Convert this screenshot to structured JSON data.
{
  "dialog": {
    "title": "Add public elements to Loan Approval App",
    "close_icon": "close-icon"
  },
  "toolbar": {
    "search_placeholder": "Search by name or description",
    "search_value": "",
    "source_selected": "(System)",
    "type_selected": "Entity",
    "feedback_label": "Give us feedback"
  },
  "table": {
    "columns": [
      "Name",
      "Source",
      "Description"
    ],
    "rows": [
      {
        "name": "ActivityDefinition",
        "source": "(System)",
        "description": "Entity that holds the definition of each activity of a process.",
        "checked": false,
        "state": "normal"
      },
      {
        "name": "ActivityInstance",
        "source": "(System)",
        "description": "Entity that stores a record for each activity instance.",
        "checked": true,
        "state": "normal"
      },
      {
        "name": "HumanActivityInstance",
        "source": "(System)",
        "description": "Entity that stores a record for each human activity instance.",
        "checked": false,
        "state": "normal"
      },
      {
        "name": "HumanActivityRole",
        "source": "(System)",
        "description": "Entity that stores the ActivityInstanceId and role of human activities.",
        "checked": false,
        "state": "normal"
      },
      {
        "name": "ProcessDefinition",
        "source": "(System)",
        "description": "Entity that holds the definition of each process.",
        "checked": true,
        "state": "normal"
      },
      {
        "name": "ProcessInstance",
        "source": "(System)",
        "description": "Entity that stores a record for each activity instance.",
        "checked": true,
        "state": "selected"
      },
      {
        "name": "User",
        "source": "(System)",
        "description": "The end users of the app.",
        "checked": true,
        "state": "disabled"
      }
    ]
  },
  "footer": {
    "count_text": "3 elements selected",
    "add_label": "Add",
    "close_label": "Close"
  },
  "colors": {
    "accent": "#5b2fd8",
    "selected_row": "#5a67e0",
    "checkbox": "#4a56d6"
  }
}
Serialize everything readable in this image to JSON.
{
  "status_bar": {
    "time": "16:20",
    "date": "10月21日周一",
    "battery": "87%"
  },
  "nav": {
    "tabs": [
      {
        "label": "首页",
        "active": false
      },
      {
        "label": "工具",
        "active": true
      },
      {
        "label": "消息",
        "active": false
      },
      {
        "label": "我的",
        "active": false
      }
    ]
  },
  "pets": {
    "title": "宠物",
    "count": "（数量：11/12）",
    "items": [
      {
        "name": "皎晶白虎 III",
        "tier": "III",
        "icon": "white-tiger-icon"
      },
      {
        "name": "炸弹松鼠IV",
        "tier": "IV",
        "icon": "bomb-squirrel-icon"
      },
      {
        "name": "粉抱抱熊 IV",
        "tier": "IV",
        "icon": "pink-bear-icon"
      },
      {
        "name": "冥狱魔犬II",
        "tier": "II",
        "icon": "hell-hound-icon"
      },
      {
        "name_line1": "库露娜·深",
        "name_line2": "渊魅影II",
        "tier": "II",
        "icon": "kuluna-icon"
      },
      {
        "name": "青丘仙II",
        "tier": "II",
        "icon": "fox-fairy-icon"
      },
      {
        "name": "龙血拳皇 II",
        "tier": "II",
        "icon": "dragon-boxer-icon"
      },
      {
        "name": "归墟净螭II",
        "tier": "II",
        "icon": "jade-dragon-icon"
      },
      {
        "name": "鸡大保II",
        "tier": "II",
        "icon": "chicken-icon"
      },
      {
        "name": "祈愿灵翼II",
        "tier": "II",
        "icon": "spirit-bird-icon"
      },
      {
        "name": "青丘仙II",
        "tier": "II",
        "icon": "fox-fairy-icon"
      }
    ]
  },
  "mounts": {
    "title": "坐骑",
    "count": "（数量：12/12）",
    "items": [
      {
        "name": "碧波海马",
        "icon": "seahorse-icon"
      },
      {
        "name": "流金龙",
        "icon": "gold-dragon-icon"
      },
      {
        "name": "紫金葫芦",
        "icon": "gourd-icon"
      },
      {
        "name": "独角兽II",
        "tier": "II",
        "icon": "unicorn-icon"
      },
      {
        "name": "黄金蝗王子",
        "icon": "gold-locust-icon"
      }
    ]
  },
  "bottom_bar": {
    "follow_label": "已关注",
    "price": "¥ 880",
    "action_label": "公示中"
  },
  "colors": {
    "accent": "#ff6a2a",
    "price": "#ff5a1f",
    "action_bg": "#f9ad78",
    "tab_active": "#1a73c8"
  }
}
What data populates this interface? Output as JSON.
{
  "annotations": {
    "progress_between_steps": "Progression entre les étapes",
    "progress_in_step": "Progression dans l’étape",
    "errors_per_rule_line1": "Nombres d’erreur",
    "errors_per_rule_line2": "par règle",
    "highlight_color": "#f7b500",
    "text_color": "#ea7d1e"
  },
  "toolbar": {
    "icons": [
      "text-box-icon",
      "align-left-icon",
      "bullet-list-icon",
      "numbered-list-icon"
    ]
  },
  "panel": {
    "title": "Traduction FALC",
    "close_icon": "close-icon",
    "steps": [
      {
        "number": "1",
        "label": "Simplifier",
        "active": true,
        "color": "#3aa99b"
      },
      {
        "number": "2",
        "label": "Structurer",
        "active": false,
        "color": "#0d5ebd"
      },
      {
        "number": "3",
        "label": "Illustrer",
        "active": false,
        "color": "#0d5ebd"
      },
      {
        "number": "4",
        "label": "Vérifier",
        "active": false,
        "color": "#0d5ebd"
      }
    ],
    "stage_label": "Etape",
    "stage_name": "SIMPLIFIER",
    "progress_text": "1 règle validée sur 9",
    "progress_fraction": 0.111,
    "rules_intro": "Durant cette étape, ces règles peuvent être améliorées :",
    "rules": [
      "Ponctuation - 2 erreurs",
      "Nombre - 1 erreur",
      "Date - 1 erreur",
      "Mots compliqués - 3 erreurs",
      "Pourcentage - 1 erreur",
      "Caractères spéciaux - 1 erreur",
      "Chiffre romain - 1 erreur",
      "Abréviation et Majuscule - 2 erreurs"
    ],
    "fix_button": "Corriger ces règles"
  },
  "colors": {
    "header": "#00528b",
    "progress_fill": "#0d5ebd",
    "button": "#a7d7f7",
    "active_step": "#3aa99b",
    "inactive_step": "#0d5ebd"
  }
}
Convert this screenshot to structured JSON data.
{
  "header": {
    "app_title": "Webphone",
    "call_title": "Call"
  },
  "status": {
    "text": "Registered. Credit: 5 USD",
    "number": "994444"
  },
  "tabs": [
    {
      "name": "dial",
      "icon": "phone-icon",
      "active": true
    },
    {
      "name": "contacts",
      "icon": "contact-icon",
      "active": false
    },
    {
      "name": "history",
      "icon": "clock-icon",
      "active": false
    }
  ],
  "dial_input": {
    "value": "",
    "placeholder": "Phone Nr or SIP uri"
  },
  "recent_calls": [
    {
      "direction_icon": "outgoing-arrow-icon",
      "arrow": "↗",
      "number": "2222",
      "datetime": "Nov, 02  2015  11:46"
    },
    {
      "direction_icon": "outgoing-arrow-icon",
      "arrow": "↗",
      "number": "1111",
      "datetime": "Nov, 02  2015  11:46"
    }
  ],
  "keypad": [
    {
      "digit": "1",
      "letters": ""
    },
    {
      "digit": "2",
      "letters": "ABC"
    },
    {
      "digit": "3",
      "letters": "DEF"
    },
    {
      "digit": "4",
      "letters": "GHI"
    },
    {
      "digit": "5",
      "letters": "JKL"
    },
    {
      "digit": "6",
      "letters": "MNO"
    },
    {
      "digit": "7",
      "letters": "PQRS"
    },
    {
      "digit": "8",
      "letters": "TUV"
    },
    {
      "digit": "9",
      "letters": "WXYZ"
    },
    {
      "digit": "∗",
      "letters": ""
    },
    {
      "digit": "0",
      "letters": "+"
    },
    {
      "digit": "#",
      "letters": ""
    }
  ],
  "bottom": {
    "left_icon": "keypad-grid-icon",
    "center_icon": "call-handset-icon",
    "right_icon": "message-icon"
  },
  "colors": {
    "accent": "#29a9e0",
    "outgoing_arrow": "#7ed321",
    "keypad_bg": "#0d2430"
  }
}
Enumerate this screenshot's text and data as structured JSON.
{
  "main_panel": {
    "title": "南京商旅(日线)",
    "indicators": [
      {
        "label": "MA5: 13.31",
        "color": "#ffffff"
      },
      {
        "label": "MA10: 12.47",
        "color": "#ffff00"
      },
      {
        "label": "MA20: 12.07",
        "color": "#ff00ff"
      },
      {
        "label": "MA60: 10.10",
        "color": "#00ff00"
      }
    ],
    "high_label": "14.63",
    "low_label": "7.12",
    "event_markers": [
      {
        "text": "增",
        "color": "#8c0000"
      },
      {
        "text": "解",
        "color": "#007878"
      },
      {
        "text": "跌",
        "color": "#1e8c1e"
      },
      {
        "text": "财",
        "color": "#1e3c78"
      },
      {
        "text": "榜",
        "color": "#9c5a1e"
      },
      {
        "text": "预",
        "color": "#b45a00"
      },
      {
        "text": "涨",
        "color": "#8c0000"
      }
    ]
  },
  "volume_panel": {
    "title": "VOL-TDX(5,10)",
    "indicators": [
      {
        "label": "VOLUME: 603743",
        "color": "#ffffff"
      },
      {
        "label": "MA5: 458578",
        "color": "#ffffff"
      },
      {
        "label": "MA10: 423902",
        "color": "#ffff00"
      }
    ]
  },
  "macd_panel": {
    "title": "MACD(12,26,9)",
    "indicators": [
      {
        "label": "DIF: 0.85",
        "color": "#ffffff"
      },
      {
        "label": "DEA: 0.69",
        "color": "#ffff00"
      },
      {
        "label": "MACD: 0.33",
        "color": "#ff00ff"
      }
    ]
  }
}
- - - -
▶ [Problem description]: State how many lines of the listing hold the string "JSON"; reply with the number and nothing else.

▶ [Written answer]: 5